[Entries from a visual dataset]
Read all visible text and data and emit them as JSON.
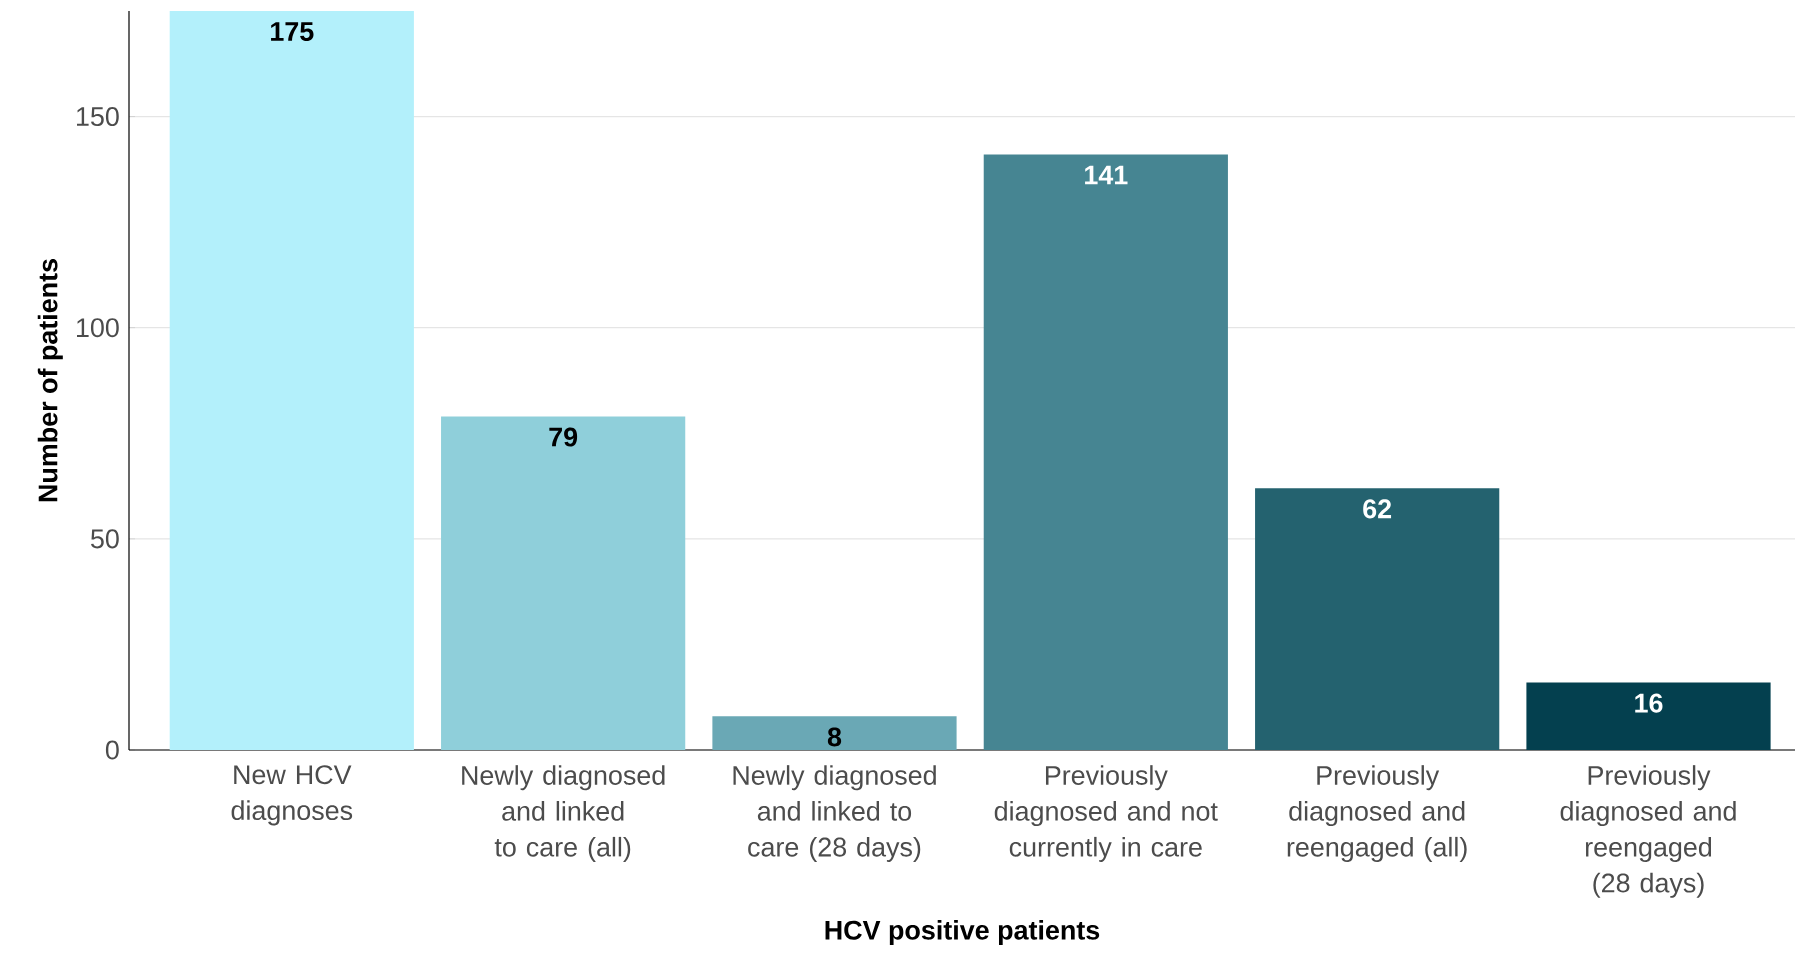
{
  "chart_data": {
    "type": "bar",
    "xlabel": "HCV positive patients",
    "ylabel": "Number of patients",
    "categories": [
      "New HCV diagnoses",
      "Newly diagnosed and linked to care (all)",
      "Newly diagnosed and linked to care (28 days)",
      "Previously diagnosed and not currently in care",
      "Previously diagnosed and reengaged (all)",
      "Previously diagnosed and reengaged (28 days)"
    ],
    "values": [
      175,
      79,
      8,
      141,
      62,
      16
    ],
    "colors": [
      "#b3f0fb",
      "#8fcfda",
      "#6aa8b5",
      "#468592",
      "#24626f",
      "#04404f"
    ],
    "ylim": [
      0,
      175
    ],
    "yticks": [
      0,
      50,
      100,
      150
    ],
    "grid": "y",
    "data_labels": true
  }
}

• [Try it]
Give the entries above again in full and exactly, but not the pictures.

• [Response for this exercise]
Read all visible text and data and emit them as JSON.
{
  "chart_data": {
    "type": "bar",
    "xlabel": "HCV positive patients",
    "ylabel": "Number of patients",
    "categories": [
      "New HCV diagnoses",
      "Newly diagnosed and linked to care (all)",
      "Newly diagnosed and linked to care (28 days)",
      "Previously diagnosed and not currently in care",
      "Previously diagnosed and reengaged (all)",
      "Previously diagnosed and reengaged (28 days)"
    ],
    "values": [
      175,
      79,
      8,
      141,
      62,
      16
    ],
    "colors": [
      "#b3f0fb",
      "#8fcfda",
      "#6aa8b5",
      "#468592",
      "#24626f",
      "#04404f"
    ],
    "ylim": [
      0,
      175
    ],
    "yticks": [
      0,
      50,
      100,
      150
    ],
    "grid": "y",
    "data_labels": true
  }
}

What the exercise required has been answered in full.